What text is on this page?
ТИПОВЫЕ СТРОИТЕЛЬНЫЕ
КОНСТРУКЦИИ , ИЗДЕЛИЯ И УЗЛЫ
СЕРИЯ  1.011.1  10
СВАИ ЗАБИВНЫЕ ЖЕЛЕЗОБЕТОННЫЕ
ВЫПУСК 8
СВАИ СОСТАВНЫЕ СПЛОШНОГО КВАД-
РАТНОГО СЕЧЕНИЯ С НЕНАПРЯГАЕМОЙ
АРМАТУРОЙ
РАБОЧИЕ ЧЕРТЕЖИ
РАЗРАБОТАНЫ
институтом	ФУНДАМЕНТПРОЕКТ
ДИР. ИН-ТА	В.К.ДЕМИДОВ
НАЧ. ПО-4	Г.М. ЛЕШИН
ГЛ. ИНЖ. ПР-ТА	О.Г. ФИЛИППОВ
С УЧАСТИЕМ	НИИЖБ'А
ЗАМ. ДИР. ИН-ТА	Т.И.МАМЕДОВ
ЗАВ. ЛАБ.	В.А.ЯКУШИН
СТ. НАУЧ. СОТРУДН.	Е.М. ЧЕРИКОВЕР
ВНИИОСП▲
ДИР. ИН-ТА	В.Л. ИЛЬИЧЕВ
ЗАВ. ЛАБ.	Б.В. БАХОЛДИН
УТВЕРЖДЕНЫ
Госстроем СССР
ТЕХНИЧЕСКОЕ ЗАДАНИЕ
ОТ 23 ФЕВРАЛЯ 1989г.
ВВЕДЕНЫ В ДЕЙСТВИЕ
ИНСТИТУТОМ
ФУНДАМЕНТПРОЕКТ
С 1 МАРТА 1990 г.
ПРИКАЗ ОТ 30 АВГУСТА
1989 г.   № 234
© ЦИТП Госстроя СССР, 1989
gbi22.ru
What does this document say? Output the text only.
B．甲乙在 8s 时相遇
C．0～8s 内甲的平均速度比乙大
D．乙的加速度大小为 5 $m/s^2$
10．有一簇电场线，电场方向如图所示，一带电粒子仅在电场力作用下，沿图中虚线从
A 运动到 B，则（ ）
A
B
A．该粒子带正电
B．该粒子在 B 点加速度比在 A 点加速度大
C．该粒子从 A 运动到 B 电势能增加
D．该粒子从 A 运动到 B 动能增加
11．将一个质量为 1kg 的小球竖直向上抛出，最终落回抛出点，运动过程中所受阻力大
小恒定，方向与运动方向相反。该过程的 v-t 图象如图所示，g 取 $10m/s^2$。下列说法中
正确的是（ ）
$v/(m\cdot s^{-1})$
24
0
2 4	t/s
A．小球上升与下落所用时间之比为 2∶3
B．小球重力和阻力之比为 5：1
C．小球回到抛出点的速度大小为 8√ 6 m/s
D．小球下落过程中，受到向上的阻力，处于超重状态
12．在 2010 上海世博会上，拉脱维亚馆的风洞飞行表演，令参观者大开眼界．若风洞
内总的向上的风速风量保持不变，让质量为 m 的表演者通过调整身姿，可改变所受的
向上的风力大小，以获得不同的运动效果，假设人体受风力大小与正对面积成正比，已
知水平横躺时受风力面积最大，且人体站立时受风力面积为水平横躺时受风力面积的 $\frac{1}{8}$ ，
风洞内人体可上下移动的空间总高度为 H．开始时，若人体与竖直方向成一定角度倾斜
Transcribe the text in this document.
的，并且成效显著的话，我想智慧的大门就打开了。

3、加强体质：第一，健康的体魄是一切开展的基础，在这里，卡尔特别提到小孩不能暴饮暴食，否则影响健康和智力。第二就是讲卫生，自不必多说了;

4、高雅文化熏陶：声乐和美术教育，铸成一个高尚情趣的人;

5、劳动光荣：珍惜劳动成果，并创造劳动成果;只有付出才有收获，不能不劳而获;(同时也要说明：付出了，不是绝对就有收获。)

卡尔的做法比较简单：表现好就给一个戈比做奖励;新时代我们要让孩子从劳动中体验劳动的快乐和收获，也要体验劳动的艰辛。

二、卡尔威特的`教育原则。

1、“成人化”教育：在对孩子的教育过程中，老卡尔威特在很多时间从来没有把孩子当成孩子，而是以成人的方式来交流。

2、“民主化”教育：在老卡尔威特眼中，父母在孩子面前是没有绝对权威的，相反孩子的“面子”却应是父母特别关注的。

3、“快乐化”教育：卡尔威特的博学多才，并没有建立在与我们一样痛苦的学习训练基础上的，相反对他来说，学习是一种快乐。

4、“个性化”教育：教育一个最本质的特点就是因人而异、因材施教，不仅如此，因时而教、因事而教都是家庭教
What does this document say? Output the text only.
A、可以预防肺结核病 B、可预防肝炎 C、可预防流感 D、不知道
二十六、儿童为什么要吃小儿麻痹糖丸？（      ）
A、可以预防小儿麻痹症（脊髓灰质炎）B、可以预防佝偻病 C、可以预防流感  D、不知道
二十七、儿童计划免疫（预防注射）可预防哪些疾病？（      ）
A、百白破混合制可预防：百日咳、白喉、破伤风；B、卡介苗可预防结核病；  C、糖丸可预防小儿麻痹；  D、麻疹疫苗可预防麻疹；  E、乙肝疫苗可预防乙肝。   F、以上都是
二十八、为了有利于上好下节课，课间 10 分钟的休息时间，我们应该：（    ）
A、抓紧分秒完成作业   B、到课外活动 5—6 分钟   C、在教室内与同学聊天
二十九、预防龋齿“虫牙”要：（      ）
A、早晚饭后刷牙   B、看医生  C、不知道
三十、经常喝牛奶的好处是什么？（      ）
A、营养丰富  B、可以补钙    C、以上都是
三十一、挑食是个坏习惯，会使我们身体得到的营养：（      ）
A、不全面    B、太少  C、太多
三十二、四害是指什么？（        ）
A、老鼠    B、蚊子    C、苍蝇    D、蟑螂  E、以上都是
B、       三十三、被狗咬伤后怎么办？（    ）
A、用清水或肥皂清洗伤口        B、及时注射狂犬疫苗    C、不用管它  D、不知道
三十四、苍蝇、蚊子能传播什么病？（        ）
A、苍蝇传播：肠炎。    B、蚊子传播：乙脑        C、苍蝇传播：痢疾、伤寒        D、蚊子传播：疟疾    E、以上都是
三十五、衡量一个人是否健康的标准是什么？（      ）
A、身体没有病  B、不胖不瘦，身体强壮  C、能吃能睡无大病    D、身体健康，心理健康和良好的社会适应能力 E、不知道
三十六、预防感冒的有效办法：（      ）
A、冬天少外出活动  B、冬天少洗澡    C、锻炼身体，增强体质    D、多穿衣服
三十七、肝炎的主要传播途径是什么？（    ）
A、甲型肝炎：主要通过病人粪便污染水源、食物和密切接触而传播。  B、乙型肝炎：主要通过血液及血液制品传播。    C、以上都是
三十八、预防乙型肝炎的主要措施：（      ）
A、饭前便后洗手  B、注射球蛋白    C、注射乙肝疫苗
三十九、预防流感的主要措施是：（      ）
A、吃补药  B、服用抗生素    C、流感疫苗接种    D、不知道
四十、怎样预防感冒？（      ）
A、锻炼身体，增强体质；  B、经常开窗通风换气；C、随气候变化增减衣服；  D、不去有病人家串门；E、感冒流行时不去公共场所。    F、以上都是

□ □ □ □ □ □ □

### [Given exercise]
Give only the number of lines in the preceding material that contain the string "СССР".

### [Task result]
2